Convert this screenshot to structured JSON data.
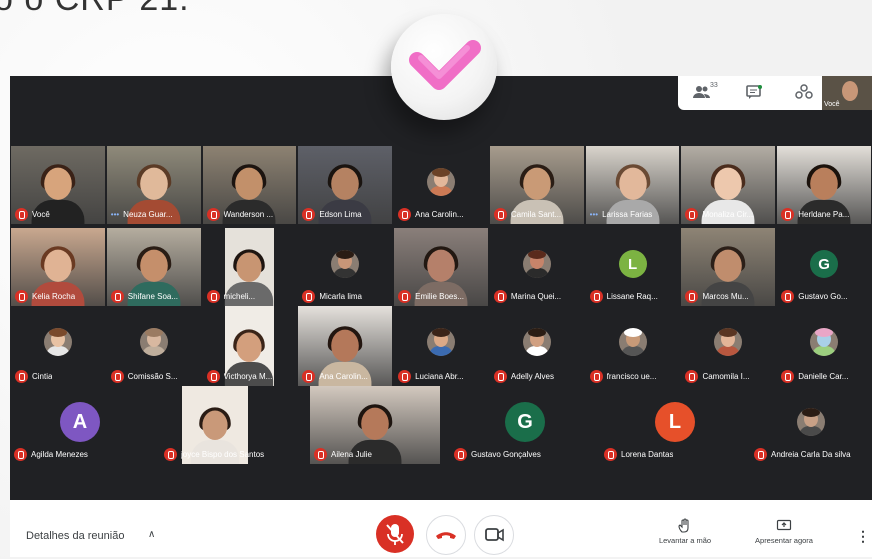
{
  "heading": "o o CRP 21.",
  "toolbar": {
    "people_icon": "people-icon",
    "people_count": "33",
    "chat_icon": "chat-icon",
    "activities_icon": "activities-icon",
    "self_view_label": "Você"
  },
  "participants": [
    {
      "name": "Você",
      "kind": "video",
      "skin": "#d7a47c",
      "hair": "#3a2217",
      "shirt": "#222",
      "bg": "#6e6a62",
      "muted": true
    },
    {
      "name": "Neuza Guar...",
      "kind": "video",
      "skin": "#e0b99a",
      "hair": "#5b3b26",
      "shirt": "#a44b33",
      "bg": "#8f8a7a",
      "muted": false,
      "speaking": true
    },
    {
      "name": "Wanderson ...",
      "kind": "video",
      "skin": "#c2906a",
      "hair": "#1c1410",
      "shirt": "#2b2b2b",
      "bg": "#8d8272",
      "muted": true
    },
    {
      "name": "Edson Lima",
      "kind": "video",
      "skin": "#b58262",
      "hair": "#1a1410",
      "shirt": "#3b3b44",
      "bg": "#5e6068",
      "muted": true
    },
    {
      "name": "Ana Carolin...",
      "kind": "photo",
      "skin": "#e2b79a",
      "hair": "#6b4227",
      "shirt": "#cc7a55",
      "muted": true
    },
    {
      "name": "Camila Sant...",
      "kind": "video",
      "skin": "#c99a76",
      "hair": "#2a1d15",
      "shirt": "#c9c1b5",
      "bg": "#a79c8d",
      "muted": true
    },
    {
      "name": "Larissa Farias",
      "kind": "video",
      "skin": "#e2b89b",
      "hair": "#6a4a34",
      "shirt": "#a9a9a9",
      "bg": "#d9d4cc",
      "muted": false,
      "speaking": true
    },
    {
      "name": "Monaliza Cir...",
      "kind": "video",
      "skin": "#edc8ad",
      "hair": "#4a2c1d",
      "shirt": "#e8e8e8",
      "bg": "#b3ada4",
      "muted": true
    },
    {
      "name": "Herldane Pa...",
      "kind": "video",
      "skin": "#b97f5c",
      "hair": "#1b120c",
      "shirt": "#2b2b2b",
      "bg": "#e3dfd9",
      "muted": true
    },
    {
      "name": "Kelia Rocha",
      "kind": "video",
      "skin": "#e0b394",
      "hair": "#6a3a22",
      "shirt": "#b14b3d",
      "bg": "#c9a88f",
      "muted": true
    },
    {
      "name": "Shifane Soa...",
      "kind": "video",
      "skin": "#c58f6b",
      "hair": "#2a1d15",
      "shirt": "#2f6b5e",
      "bg": "#b5ad9f",
      "muted": true
    },
    {
      "name": "micheli...",
      "kind": "video-narrow",
      "skin": "#c89572",
      "hair": "#1e1510",
      "shirt": "#6a6a6a",
      "bg": "#e5e1da",
      "muted": true
    },
    {
      "name": "Micarla lima",
      "kind": "photo",
      "skin": "#c89678",
      "hair": "#2a1c14",
      "shirt": "#333",
      "muted": true
    },
    {
      "name": "Emilie Boes...",
      "kind": "video",
      "skin": "#b5806a",
      "hair": "#221812",
      "shirt": "#7d6c64",
      "bg": "#8a7f7a",
      "muted": true
    },
    {
      "name": "Marina Quei...",
      "kind": "photo",
      "skin": "#c7846a",
      "hair": "#5a2b1c",
      "shirt": "#2b2b2b",
      "muted": true
    },
    {
      "name": "Lissane Raq...",
      "kind": "letter",
      "letter": "L",
      "color": "#7cb342",
      "muted": true
    },
    {
      "name": "Marcos Mu...",
      "kind": "video",
      "skin": "#c08d6d",
      "hair": "#2b1f18",
      "shirt": "#444",
      "bg": "#8e8475",
      "muted": true
    },
    {
      "name": "Gustavo Go...",
      "kind": "letter",
      "letter": "G",
      "color": "#1a6e4a",
      "muted": true
    },
    {
      "name": "Cintia",
      "kind": "photo",
      "skin": "#e8c2a4",
      "hair": "#7a4a2c",
      "shirt": "#e6e6e6",
      "muted": true
    },
    {
      "name": "Comissão S...",
      "kind": "photo",
      "skin": "#d8b8a0",
      "hair": "#9a7b62",
      "shirt": "#bfae9c",
      "muted": true
    },
    {
      "name": "Victhorya M...",
      "kind": "video-narrow",
      "skin": "#d39f7d",
      "hair": "#3a2418",
      "shirt": "#4c4c4c",
      "bg": "#f0ece6",
      "muted": true
    },
    {
      "name": "Ana Carolin...",
      "kind": "video",
      "skin": "#b4785a",
      "hair": "#231610",
      "shirt": "#c9b7a0",
      "bg": "#e5e1dc",
      "muted": true
    },
    {
      "name": "Luciana Abr...",
      "kind": "photo",
      "skin": "#dba987",
      "hair": "#3b2418",
      "shirt": "#3b6bb1",
      "muted": true
    },
    {
      "name": "Adelly Alves",
      "kind": "photo",
      "skin": "#d1a081",
      "hair": "#2b1d14",
      "shirt": "#ffffff",
      "muted": true
    },
    {
      "name": "francisco ue...",
      "kind": "photo",
      "skin": "#c89a78",
      "hair": "#ffffff",
      "shirt": "#555",
      "muted": true
    },
    {
      "name": "Camomila I...",
      "kind": "photo",
      "skin": "#e3b598",
      "hair": "#5a3522",
      "shirt": "#b8573f",
      "muted": true
    },
    {
      "name": "Danielle Car...",
      "kind": "photo",
      "skin": "#a9d0e8",
      "hair": "#e9a6c7",
      "shirt": "#9ccf7f",
      "muted": true
    },
    {
      "name": "Agilda Menezes",
      "kind": "letter",
      "letter": "A",
      "color": "#7e57c2",
      "muted": true
    },
    {
      "name": "joyce Bispo dos Santos",
      "kind": "video-narrow",
      "skin": "#c99979",
      "hair": "#2a1c14",
      "shirt": "#e9e4de",
      "bg": "#efe9e1",
      "muted": true
    },
    {
      "name": "Ailena Julie",
      "kind": "video",
      "skin": "#b5795a",
      "hair": "#1e1510",
      "shirt": "#2b2b2b",
      "bg": "#d3c9bf",
      "muted": true
    },
    {
      "name": "Gustavo Gonçalves",
      "kind": "letter",
      "letter": "G",
      "color": "#1a6e4a",
      "muted": true
    },
    {
      "name": "Lorena Dantas",
      "kind": "letter",
      "letter": "L",
      "color": "#e6502a",
      "muted": true
    },
    {
      "name": "Andreia Carla Da silva",
      "kind": "photo",
      "skin": "#c8a086",
      "hair": "#2b1c14",
      "shirt": "#4a4a4a",
      "muted": true
    }
  ],
  "bottom": {
    "details_label": "Detalhes da reunião",
    "raise_hand_label": "Levantar a mão",
    "present_label": "Apresentar agora"
  },
  "overlay": {
    "check_color": "#f06ec6"
  }
}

§ Aim of the task:
Every line of the material is to be quoted exactly, with no pictures carried over.

§ Answer in full:
Convert this screenshot to structured JSON data.
{
  "heading": "o o CRP 21.",
  "toolbar": {
    "people_icon": "people-icon",
    "people_count": "33",
    "chat_icon": "chat-icon",
    "activities_icon": "activities-icon",
    "self_view_label": "Você"
  },
  "participants": [
    {
      "name": "Você",
      "kind": "video",
      "skin": "#d7a47c",
      "hair": "#3a2217",
      "shirt": "#222",
      "bg": "#6e6a62",
      "muted": true
    },
    {
      "name": "Neuza Guar...",
      "kind": "video",
      "skin": "#e0b99a",
      "hair": "#5b3b26",
      "shirt": "#a44b33",
      "bg": "#8f8a7a",
      "muted": false,
      "speaking": true
    },
    {
      "name": "Wanderson ...",
      "kind": "video",
      "skin": "#c2906a",
      "hair": "#1c1410",
      "shirt": "#2b2b2b",
      "bg": "#8d8272",
      "muted": true
    },
    {
      "name": "Edson Lima",
      "kind": "video",
      "skin": "#b58262",
      "hair": "#1a1410",
      "shirt": "#3b3b44",
      "bg": "#5e6068",
      "muted": true
    },
    {
      "name": "Ana Carolin...",
      "kind": "photo",
      "skin": "#e2b79a",
      "hair": "#6b4227",
      "shirt": "#cc7a55",
      "muted": true
    },
    {
      "name": "Camila Sant...",
      "kind": "video",
      "skin": "#c99a76",
      "hair": "#2a1d15",
      "shirt": "#c9c1b5",
      "bg": "#a79c8d",
      "muted": true
    },
    {
      "name": "Larissa Farias",
      "kind": "video",
      "skin": "#e2b89b",
      "hair": "#6a4a34",
      "shirt": "#a9a9a9",
      "bg": "#d9d4cc",
      "muted": false,
      "speaking": true
    },
    {
      "name": "Monaliza Cir...",
      "kind": "video",
      "skin": "#edc8ad",
      "hair": "#4a2c1d",
      "shirt": "#e8e8e8",
      "bg": "#b3ada4",
      "muted": true
    },
    {
      "name": "Herldane Pa...",
      "kind": "video",
      "skin": "#b97f5c",
      "hair": "#1b120c",
      "shirt": "#2b2b2b",
      "bg": "#e3dfd9",
      "muted": true
    },
    {
      "name": "Kelia Rocha",
      "kind": "video",
      "skin": "#e0b394",
      "hair": "#6a3a22",
      "shirt": "#b14b3d",
      "bg": "#c9a88f",
      "muted": true
    },
    {
      "name": "Shifane Soa...",
      "kind": "video",
      "skin": "#c58f6b",
      "hair": "#2a1d15",
      "shirt": "#2f6b5e",
      "bg": "#b5ad9f",
      "muted": true
    },
    {
      "name": "micheli...",
      "kind": "video-narrow",
      "skin": "#c89572",
      "hair": "#1e1510",
      "shirt": "#6a6a6a",
      "bg": "#e5e1da",
      "muted": true
    },
    {
      "name": "Micarla lima",
      "kind": "photo",
      "skin": "#c89678",
      "hair": "#2a1c14",
      "shirt": "#333",
      "muted": true
    },
    {
      "name": "Emilie Boes...",
      "kind": "video",
      "skin": "#b5806a",
      "hair": "#221812",
      "shirt": "#7d6c64",
      "bg": "#8a7f7a",
      "muted": true
    },
    {
      "name": "Marina Quei...",
      "kind": "photo",
      "skin": "#c7846a",
      "hair": "#5a2b1c",
      "shirt": "#2b2b2b",
      "muted": true
    },
    {
      "name": "Lissane Raq...",
      "kind": "letter",
      "letter": "L",
      "color": "#7cb342",
      "muted": true
    },
    {
      "name": "Marcos Mu...",
      "kind": "video",
      "skin": "#c08d6d",
      "hair": "#2b1f18",
      "shirt": "#444",
      "bg": "#8e8475",
      "muted": true
    },
    {
      "name": "Gustavo Go...",
      "kind": "letter",
      "letter": "G",
      "color": "#1a6e4a",
      "muted": true
    },
    {
      "name": "Cintia",
      "kind": "photo",
      "skin": "#e8c2a4",
      "hair": "#7a4a2c",
      "shirt": "#e6e6e6",
      "muted": true
    },
    {
      "name": "Comissão S...",
      "kind": "photo",
      "skin": "#d8b8a0",
      "hair": "#9a7b62",
      "shirt": "#bfae9c",
      "muted": true
    },
    {
      "name": "Victhorya M...",
      "kind": "video-narrow",
      "skin": "#d39f7d",
      "hair": "#3a2418",
      "shirt": "#4c4c4c",
      "bg": "#f0ece6",
      "muted": true
    },
    {
      "name": "Ana Carolin...",
      "kind": "video",
      "skin": "#b4785a",
      "hair": "#231610",
      "shirt": "#c9b7a0",
      "bg": "#e5e1dc",
      "muted": true
    },
    {
      "name": "Luciana Abr...",
      "kind": "photo",
      "skin": "#dba987",
      "hair": "#3b2418",
      "shirt": "#3b6bb1",
      "muted": true
    },
    {
      "name": "Adelly Alves",
      "kind": "photo",
      "skin": "#d1a081",
      "hair": "#2b1d14",
      "shirt": "#ffffff",
      "muted": true
    },
    {
      "name": "francisco ue...",
      "kind": "photo",
      "skin": "#c89a78",
      "hair": "#ffffff",
      "shirt": "#555",
      "muted": true
    },
    {
      "name": "Camomila I...",
      "kind": "photo",
      "skin": "#e3b598",
      "hair": "#5a3522",
      "shirt": "#b8573f",
      "muted": true
    },
    {
      "name": "Danielle Car...",
      "kind": "photo",
      "skin": "#a9d0e8",
      "hair": "#e9a6c7",
      "shirt": "#9ccf7f",
      "muted": true
    },
    {
      "name": "Agilda Menezes",
      "kind": "letter",
      "letter": "A",
      "color": "#7e57c2",
      "muted": true
    },
    {
      "name": "joyce Bispo dos Santos",
      "kind": "video-narrow",
      "skin": "#c99979",
      "hair": "#2a1c14",
      "shirt": "#e9e4de",
      "bg": "#efe9e1",
      "muted": true
    },
    {
      "name": "Ailena Julie",
      "kind": "video",
      "skin": "#b5795a",
      "hair": "#1e1510",
      "shirt": "#2b2b2b",
      "bg": "#d3c9bf",
      "muted": true
    },
    {
      "name": "Gustavo Gonçalves",
      "kind": "letter",
      "letter": "G",
      "color": "#1a6e4a",
      "muted": true
    },
    {
      "name": "Lorena Dantas",
      "kind": "letter",
      "letter": "L",
      "color": "#e6502a",
      "muted": true
    },
    {
      "name": "Andreia Carla Da silva",
      "kind": "photo",
      "skin": "#c8a086",
      "hair": "#2b1c14",
      "shirt": "#4a4a4a",
      "muted": true
    }
  ],
  "bottom": {
    "details_label": "Detalhes da reunião",
    "raise_hand_label": "Levantar a mão",
    "present_label": "Apresentar agora"
  },
  "overlay": {
    "check_color": "#f06ec6"
  }
}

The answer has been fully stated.